Items from a data source

_ _ _

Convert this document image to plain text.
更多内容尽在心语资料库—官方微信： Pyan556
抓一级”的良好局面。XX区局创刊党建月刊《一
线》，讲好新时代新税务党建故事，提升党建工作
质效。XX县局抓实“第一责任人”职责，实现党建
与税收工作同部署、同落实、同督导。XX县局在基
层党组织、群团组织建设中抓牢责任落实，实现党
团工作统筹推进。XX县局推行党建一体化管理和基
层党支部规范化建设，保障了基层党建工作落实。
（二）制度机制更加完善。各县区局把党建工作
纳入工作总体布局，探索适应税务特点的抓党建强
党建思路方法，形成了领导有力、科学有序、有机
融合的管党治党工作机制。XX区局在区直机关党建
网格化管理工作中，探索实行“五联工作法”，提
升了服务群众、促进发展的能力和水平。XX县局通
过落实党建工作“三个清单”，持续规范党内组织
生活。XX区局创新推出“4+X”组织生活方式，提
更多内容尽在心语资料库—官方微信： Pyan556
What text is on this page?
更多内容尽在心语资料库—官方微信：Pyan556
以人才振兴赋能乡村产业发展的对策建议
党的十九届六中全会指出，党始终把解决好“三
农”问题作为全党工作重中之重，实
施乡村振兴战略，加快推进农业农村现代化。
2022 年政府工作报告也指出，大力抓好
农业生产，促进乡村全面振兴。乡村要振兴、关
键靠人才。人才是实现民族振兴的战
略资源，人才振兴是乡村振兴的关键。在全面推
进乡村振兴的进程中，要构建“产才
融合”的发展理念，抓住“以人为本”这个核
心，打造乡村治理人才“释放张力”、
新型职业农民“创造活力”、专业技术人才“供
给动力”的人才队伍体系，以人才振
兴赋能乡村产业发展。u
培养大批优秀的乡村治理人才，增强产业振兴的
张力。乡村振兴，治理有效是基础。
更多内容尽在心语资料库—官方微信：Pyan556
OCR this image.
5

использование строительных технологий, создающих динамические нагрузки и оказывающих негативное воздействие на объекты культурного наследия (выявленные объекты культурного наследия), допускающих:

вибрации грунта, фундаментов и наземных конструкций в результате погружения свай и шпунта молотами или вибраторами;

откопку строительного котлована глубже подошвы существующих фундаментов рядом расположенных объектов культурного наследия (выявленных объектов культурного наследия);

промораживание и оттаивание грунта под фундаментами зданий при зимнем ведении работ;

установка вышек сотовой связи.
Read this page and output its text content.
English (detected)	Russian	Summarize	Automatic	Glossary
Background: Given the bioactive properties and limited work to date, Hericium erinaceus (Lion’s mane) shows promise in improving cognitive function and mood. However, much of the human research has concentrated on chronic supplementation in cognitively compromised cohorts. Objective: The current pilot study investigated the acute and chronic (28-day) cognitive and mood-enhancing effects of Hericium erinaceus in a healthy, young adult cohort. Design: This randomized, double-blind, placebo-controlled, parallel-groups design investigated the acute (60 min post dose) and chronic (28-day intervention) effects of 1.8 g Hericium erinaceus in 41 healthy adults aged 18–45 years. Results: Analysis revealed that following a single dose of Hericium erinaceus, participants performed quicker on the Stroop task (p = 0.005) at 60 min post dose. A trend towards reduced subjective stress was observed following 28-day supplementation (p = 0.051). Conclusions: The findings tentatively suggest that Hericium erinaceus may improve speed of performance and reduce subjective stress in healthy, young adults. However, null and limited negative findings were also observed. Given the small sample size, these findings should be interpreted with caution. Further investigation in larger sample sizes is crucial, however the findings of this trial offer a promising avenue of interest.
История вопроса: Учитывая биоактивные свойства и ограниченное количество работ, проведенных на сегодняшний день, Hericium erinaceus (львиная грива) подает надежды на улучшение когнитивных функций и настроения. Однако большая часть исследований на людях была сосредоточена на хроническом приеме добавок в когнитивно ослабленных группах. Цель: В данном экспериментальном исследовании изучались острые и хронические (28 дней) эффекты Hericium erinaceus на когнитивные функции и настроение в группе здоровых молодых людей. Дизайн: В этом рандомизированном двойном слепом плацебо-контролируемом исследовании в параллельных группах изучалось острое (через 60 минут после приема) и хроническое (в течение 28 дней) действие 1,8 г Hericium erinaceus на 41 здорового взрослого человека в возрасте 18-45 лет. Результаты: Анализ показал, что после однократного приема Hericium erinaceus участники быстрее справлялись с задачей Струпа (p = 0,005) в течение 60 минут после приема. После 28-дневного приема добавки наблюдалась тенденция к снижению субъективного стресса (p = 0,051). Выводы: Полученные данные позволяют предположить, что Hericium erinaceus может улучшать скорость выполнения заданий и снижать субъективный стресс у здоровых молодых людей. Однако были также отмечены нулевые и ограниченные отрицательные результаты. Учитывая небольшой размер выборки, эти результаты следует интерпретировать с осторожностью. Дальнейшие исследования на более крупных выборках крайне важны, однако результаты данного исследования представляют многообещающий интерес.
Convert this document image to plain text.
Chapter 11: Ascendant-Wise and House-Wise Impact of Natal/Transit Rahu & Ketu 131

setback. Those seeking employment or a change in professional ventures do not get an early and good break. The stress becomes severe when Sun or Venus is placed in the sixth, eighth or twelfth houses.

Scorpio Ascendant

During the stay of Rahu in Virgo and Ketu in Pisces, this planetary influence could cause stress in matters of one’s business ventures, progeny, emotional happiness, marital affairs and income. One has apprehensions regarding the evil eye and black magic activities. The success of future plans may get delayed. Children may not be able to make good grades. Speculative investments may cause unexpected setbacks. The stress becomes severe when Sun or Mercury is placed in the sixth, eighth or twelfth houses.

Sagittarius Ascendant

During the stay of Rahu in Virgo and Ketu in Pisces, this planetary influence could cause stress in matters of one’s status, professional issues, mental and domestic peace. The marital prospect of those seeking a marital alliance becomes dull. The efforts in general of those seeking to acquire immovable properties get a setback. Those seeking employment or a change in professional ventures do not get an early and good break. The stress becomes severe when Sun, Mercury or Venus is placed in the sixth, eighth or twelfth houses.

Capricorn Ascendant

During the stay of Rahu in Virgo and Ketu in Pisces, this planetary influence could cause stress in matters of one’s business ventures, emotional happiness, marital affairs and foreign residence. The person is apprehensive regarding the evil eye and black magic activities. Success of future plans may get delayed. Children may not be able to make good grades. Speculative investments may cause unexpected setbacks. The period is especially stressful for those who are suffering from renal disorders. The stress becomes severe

_ _ _

Exercise directions: Give the entries once more, exactly as they appear.

Solution to this problem:
Convert this document image to plain text.
更多内容尽在心语资料库—官方微信： Pyan556
抓一级”的良好局面。XX区局创刊党建月刊《一
线》，讲好新时代新税务党建故事，提升党建工作
质效。XX县局抓实“第一责任人”职责，实现党建
与税收工作同部署、同落实、同督导。XX县局在基
层党组织、群团组织建设中抓牢责任落实，实现党
团工作统筹推进。XX县局推行党建一体化管理和基
层党支部规范化建设，保障了基层党建工作落实。
（二）制度机制更加完善。各县区局把党建工作
纳入工作总体布局，探索适应税务特点的抓党建强
党建思路方法，形成了领导有力、科学有序、有机
融合的管党治党工作机制。XX区局在区直机关党建
网格化管理工作中，探索实行“五联工作法”，提
升了服务群众、促进发展的能力和水平。XX县局通
过落实党建工作“三个清单”，持续规范党内组织
生活。XX区局创新推出“4+X”组织生活方式，提
更多内容尽在心语资料库—官方微信： Pyan556
What text is on this page?
更多内容尽在心语资料库—官方微信：Pyan556
以人才振兴赋能乡村产业发展的对策建议
党的十九届六中全会指出，党始终把解决好“三
农”问题作为全党工作重中之重，实
施乡村振兴战略，加快推进农业农村现代化。
2022 年政府工作报告也指出，大力抓好
农业生产，促进乡村全面振兴。乡村要振兴、关
键靠人才。人才是实现民族振兴的战
略资源，人才振兴是乡村振兴的关键。在全面推
进乡村振兴的进程中，要构建“产才
融合”的发展理念，抓住“以人为本”这个核
心，打造乡村治理人才“释放张力”、
新型职业农民“创造活力”、专业技术人才“供
给动力”的人才队伍体系，以人才振
兴赋能乡村产业发展。u
培养大批优秀的乡村治理人才，增强产业振兴的
张力。乡村振兴，治理有效是基础。
更多内容尽在心语资料库—官方微信：Pyan556
OCR this image.
5

использование строительных технологий, создающих динамические нагрузки и оказывающих негативное воздействие на объекты культурного наследия (выявленные объекты культурного наследия), допускающих:

вибрации грунта, фундаментов и наземных конструкций в результате погружения свай и шпунта молотами или вибраторами;

откопку строительного котлована глубже подошвы существующих фундаментов рядом расположенных объектов культурного наследия (выявленных объектов культурного наследия);

промораживание и оттаивание грунта под фундаментами зданий при зимнем ведении работ;

установка вышек сотовой связи.
Read this page and output its text content.
English (detected)	Russian	Summarize	Automatic	Glossary
Background: Given the bioactive properties and limited work to date, Hericium erinaceus (Lion’s mane) shows promise in improving cognitive function and mood. However, much of the human research has concentrated on chronic supplementation in cognitively compromised cohorts. Objective: The current pilot study investigated the acute and chronic (28-day) cognitive and mood-enhancing effects of Hericium erinaceus in a healthy, young adult cohort. Design: This randomized, double-blind, placebo-controlled, parallel-groups design investigated the acute (60 min post dose) and chronic (28-day intervention) effects of 1.8 g Hericium erinaceus in 41 healthy adults aged 18–45 years. Results: Analysis revealed that following a single dose of Hericium erinaceus, participants performed quicker on the Stroop task (p = 0.005) at 60 min post dose. A trend towards reduced subjective stress was observed following 28-day supplementation (p = 0.051). Conclusions: The findings tentatively suggest that Hericium erinaceus may improve speed of performance and reduce subjective stress in healthy, young adults. However, null and limited negative findings were also observed. Given the small sample size, these findings should be interpreted with caution. Further investigation in larger sample sizes is crucial, however the findings of this trial offer a promising avenue of interest.
История вопроса: Учитывая биоактивные свойства и ограниченное количество работ, проведенных на сегодняшний день, Hericium erinaceus (львиная грива) подает надежды на улучшение когнитивных функций и настроения. Однако большая часть исследований на людях была сосредоточена на хроническом приеме добавок в когнитивно ослабленных группах. Цель: В данном экспериментальном исследовании изучались острые и хронические (28 дней) эффекты Hericium erinaceus на когнитивные функции и настроение в группе здоровых молодых людей. Дизайн: В этом рандомизированном двойном слепом плацебо-контролируемом исследовании в параллельных группах изучалось острое (через 60 минут после приема) и хроническое (в течение 28 дней) действие 1,8 г Hericium erinaceus на 41 здорового взрослого человека в возрасте 18-45 лет. Результаты: Анализ показал, что после однократного приема Hericium erinaceus участники быстрее справлялись с задачей Струпа (p = 0,005) в течение 60 минут после приема. После 28-дневного приема добавки наблюдалась тенденция к снижению субъективного стресса (p = 0,051). Выводы: Полученные данные позволяют предположить, что Hericium erinaceus может улучшать скорость выполнения заданий и снижать субъективный стресс у здоровых молодых людей. Однако были также отмечены нулевые и ограниченные отрицательные результаты. Учитывая небольшой размер выборки, эти результаты следует интерпретировать с осторожностью. Дальнейшие исследования на более крупных выборках крайне важны, однако результаты данного исследования представляют многообещающий интерес.
Convert this document image to plain text.
Chapter 11: Ascendant-Wise and House-Wise Impact of Natal/Transit Rahu & Ketu 131

setback. Those seeking employment or a change in professional ventures do not get an early and good break. The stress becomes severe when Sun or Venus is placed in the sixth, eighth or twelfth houses.

Scorpio Ascendant

During the stay of Rahu in Virgo and Ketu in Pisces, this planetary influence could cause stress in matters of one’s business ventures, progeny, emotional happiness, marital affairs and income. One has apprehensions regarding the evil eye and black magic activities. The success of future plans may get delayed. Children may not be able to make good grades. Speculative investments may cause unexpected setbacks. The stress becomes severe when Sun or Mercury is placed in the sixth, eighth or twelfth houses.

Sagittarius Ascendant

During the stay of Rahu in Virgo and Ketu in Pisces, this planetary influence could cause stress in matters of one’s status, professional issues, mental and domestic peace. The marital prospect of those seeking a marital alliance becomes dull. The efforts in general of those seeking to acquire immovable properties get a setback. Those seeking employment or a change in professional ventures do not get an early and good break. The stress becomes severe when Sun, Mercury or Venus is placed in the sixth, eighth or twelfth houses.

Capricorn Ascendant

During the stay of Rahu in Virgo and Ketu in Pisces, this planetary influence could cause stress in matters of one’s business ventures, emotional happiness, marital affairs and foreign residence. The person is apprehensive regarding the evil eye and black magic activities. Success of future plans may get delayed. Children may not be able to make good grades. Speculative investments may cause unexpected setbacks. The period is especially stressful for those who are suffering from renal disorders. The stress becomes severe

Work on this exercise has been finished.